Is this machine-generated text? That or it's badly translated. Either way, it's strangely incoherent and subtly flawed.

Take just the first section. It talks about a bubble sort of ints. Then provides code for bubble sorting strings [1]. Then talks about "sign position in the ASCII table". "linking to the native sort function" is... not the right term (what happened to "call"?). And then we suddenly talk about "the element to be found" (weren't we just sorting?). The rest of the article is in the same vein.

I hope I'm not coming across as just picking on someone's English skills - even with perfect English I would find it hard to follow the train of thought.

[1] This is subtly different because (naive) string comparison is not constant-time, unlike comparing ints in most languages. I was half expecting the article to go there but it didn't.

PS: If not for the discussion here, I would've skipped the read because the site has no HTTPS. Please get a cert, it's free: https://letsencrypt.org/

@Mauran Kilom. Thank you for your criticism, especially your mention of https://letsencrypt.org/. I will look into that! And I am also very grateful that your pointed out the obvious: the red thread was missing, and I have tried to fix this by erasing large parts of the text. My english is however as it is, much to improve! :) Thank your the time!

I was wondering the same thing. It's either a horrible human-written article, or an impressive machine-written one.

§ §

→ STATED TASK 1
Pick out each line of the rows that contains the string "Output", and copy those lines.
The thread and the rows come from unrelated sources.

→ MATERIAL FOR THIS EXERCISE
§ §

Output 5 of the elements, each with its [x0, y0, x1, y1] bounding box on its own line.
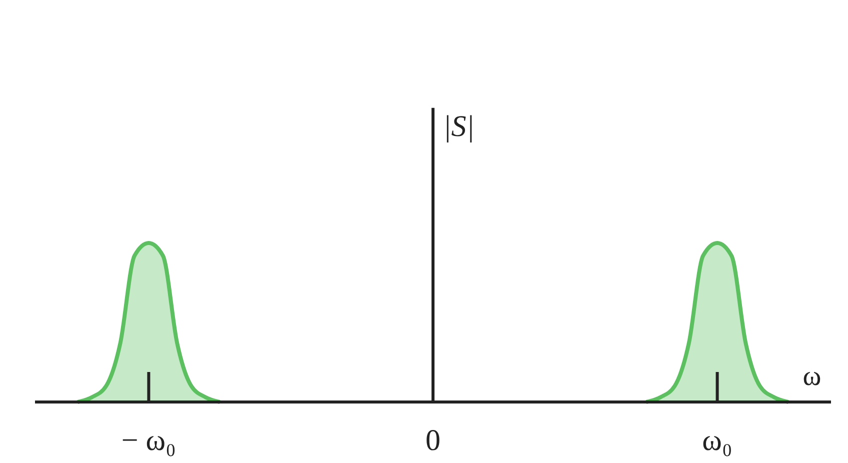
y-axis-title: |S|: [443, 110, 474, 143]
x-axis-title: ω: [802, 361, 822, 392]
x-tick-label: − ω₀: [121, 424, 176, 457]
x-tick-label: ω₀: [702, 424, 732, 457]
x-tick-label: 0: [426, 424, 440, 457]
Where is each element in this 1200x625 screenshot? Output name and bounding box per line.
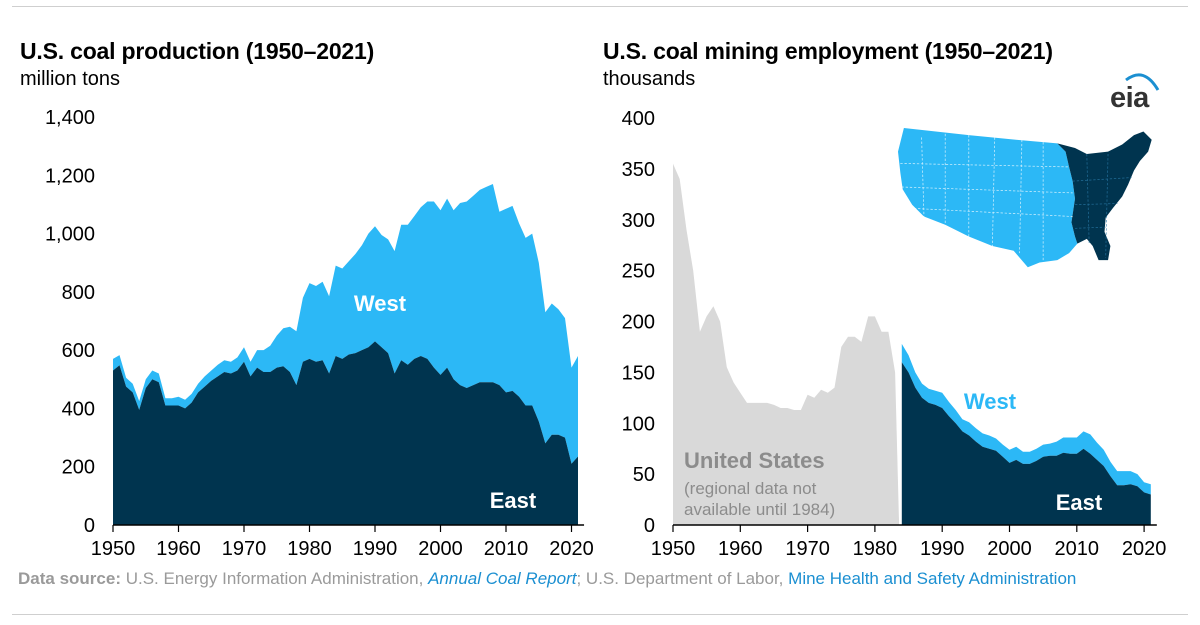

§ §

→ STATED TASK 2
Answer these questions from the thread, one line each.
(a) In the article's first section, what does the bubble sort talk about, and what does the provided code sort?
(b) What reason does the commenter give for nearly skipping the article?
(c) According to the reply, how did the author try to fix the missing red thread?

→ SOLUTION 1
Output 5 of the elements, each with its [x0, y0, x1, y1] bounding box on its own line.
Where is each element in this 1200x625 screenshot? Output name and bounding box per line.

→ SOLUTION 2
(a) The section talks about a bubble sort of ints, but the code bubble sorts strings.
(b) The site has no HTTPS.
(c) By erasing large parts of the text.